### Record set
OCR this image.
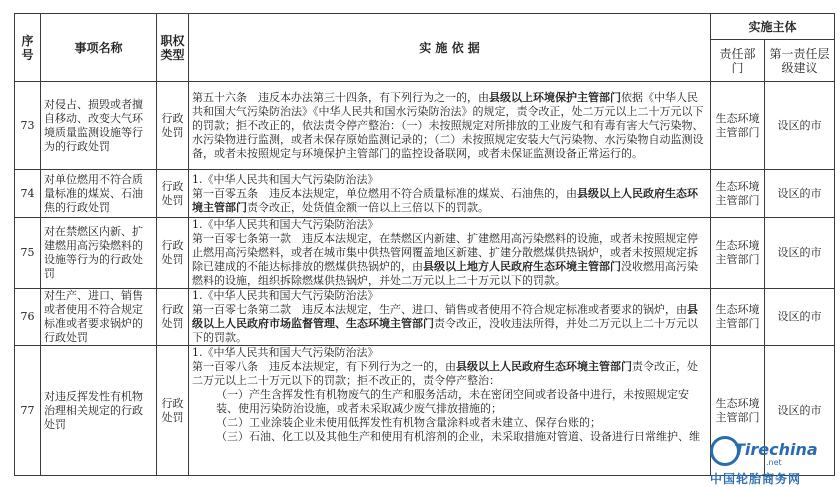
序号	事项名称	职权类型	实 施 依 据	实施主体	
				责任部门	第一责任层级建议
73	对侵占、损毁或者擅自移动、改变大气环境质量监测设施等行为的行政处罚	行政处罚	第五十六条　违反本办法第三十四条，有下列行为之一的，由县级以上环境保护主管部门依据《中华人民共和国大气污染防治法》《中华人民共和国水污染防治法》的规定，责令改正，处二万元以上二十万元以下的罚款；拒不改正的，依法责令停产整治：（一）未按照规定对所排放的工业废气和有毒有害大气污染物、水污染物进行监测，或者未保存原始监测记录的；（二）未按照规定安装大气污染物、水污染物自动监测设备，或者未按照规定与环境保护主管部门的监控设备联网，或者未保证监测设备正常运行的。	生态环境主管部门	设区的市
74	对单位燃用不符合质量标准的煤炭、石油焦的行政处罚	行政处罚	1.《中华人民共和国大气污染防治法》

第一百零五条　违反本法规定，单位燃用不符合质量标准的煤炭、石油焦的，由县级以上人民政府生态环境主管部门责令改正，处货值金额一倍以上三倍以下的罚款。	生态环境主管部门	设区的市
75	对在禁燃区内新、扩建燃用高污染燃料的设施等行为的行政处罚	行政处罚	1.《中华人民共和国大气污染防治法》

第一百零七条第一款　违反本法规定，在禁燃区内新建、扩建燃用高污染燃料的设施，或者未按照规定停止燃用高污染燃料，或者在城市集中供热管网覆盖地区新建、扩建分散燃煤供热锅炉，或者未按照规定拆除已建成的不能达标排放的燃煤供热锅炉的，由县级以上地方人民政府生态环境主管部门没收燃用高污染燃料的设施，组织拆除燃煤供热锅炉，并处二万元以上二十万元以下的罚款。	生态环境主管部门	设区的市
76	对生产、进口、销售或者使用不符合规定标准或者要求锅炉的行政处罚	行政处罚	1.《中华人民共和国大气污染防治法》

第一百零七条第二款　违反本法规定，生产、进口、销售或者使用不符合规定标准或者要求的锅炉，由县级以上人民政府市场监督管理、生态环境主管部门责令改正，没收违法所得，并处二万元以上二十万元以下的罚款。	生态环境主管部门	设区的市
77	对违反挥发性有机物治理相关规定的行政处罚	行政处罚	1.《中华人民共和国大气污染防治法》

第一百零八条　违反本法规定，有下列行为之一的，由县级以上人民政府生态环境主管部门责令改正，处二万元以上二十万元以下的罚款；拒不改正的，责令停产整治：

（一）产生含挥发性有机物废气的生产和服务活动，未在密闭空间或者设备中进行，未按照规定安装、使用污染防治设施，或者未采取减少废气排放措施的；

（二）工业涂装企业未使用低挥发性有机物含量涂料或者未建立、保存台账的；

（三）石油、化工以及其他生产和使用有机溶剂的企业，未采取措施对管道、设备进行日常维护、维	生态环境主管部门	设区的市
Tirechina
.net
中国轮胎商务网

### Problem requirements
Without the pictures, repeat the listing above exactly.

### Answer to this exercise
OCR this image.
序号	事项名称	职权类型	实 施 依 据	实施主体	
				责任部门	第一责任层级建议
73	对侵占、损毁或者擅自移动、改变大气环境质量监测设施等行为的行政处罚	行政处罚	第五十六条　违反本办法第三十四条，有下列行为之一的，由县级以上环境保护主管部门依据《中华人民共和国大气污染防治法》《中华人民共和国水污染防治法》的规定，责令改正，处二万元以上二十万元以下的罚款；拒不改正的，依法责令停产整治：（一）未按照规定对所排放的工业废气和有毒有害大气污染物、水污染物进行监测，或者未保存原始监测记录的；（二）未按照规定安装大气污染物、水污染物自动监测设备，或者未按照规定与环境保护主管部门的监控设备联网，或者未保证监测设备正常运行的。	生态环境主管部门	设区的市
74	对单位燃用不符合质量标准的煤炭、石油焦的行政处罚	行政处罚	1.《中华人民共和国大气污染防治法》

第一百零五条　违反本法规定，单位燃用不符合质量标准的煤炭、石油焦的，由县级以上人民政府生态环境主管部门责令改正，处货值金额一倍以上三倍以下的罚款。	生态环境主管部门	设区的市
75	对在禁燃区内新、扩建燃用高污染燃料的设施等行为的行政处罚	行政处罚	1.《中华人民共和国大气污染防治法》

第一百零七条第一款　违反本法规定，在禁燃区内新建、扩建燃用高污染燃料的设施，或者未按照规定停止燃用高污染燃料，或者在城市集中供热管网覆盖地区新建、扩建分散燃煤供热锅炉，或者未按照规定拆除已建成的不能达标排放的燃煤供热锅炉的，由县级以上地方人民政府生态环境主管部门没收燃用高污染燃料的设施，组织拆除燃煤供热锅炉，并处二万元以上二十万元以下的罚款。	生态环境主管部门	设区的市
76	对生产、进口、销售或者使用不符合规定标准或者要求锅炉的行政处罚	行政处罚	1.《中华人民共和国大气污染防治法》

第一百零七条第二款　违反本法规定，生产、进口、销售或者使用不符合规定标准或者要求的锅炉，由县级以上人民政府市场监督管理、生态环境主管部门责令改正，没收违法所得，并处二万元以上二十万元以下的罚款。	生态环境主管部门	设区的市
77	对违反挥发性有机物治理相关规定的行政处罚	行政处罚	1.《中华人民共和国大气污染防治法》

第一百零八条　违反本法规定，有下列行为之一的，由县级以上人民政府生态环境主管部门责令改正，处二万元以上二十万元以下的罚款；拒不改正的，责令停产整治：

（一）产生含挥发性有机物废气的生产和服务活动，未在密闭空间或者设备中进行，未按照规定安装、使用污染防治设施，或者未采取减少废气排放措施的；

（二）工业涂装企业未使用低挥发性有机物含量涂料或者未建立、保存台账的；

（三）石油、化工以及其他生产和使用有机溶剂的企业，未采取措施对管道、设备进行日常维护、维	生态环境主管部门	设区的市
Tirechina
.net
中国轮胎商务网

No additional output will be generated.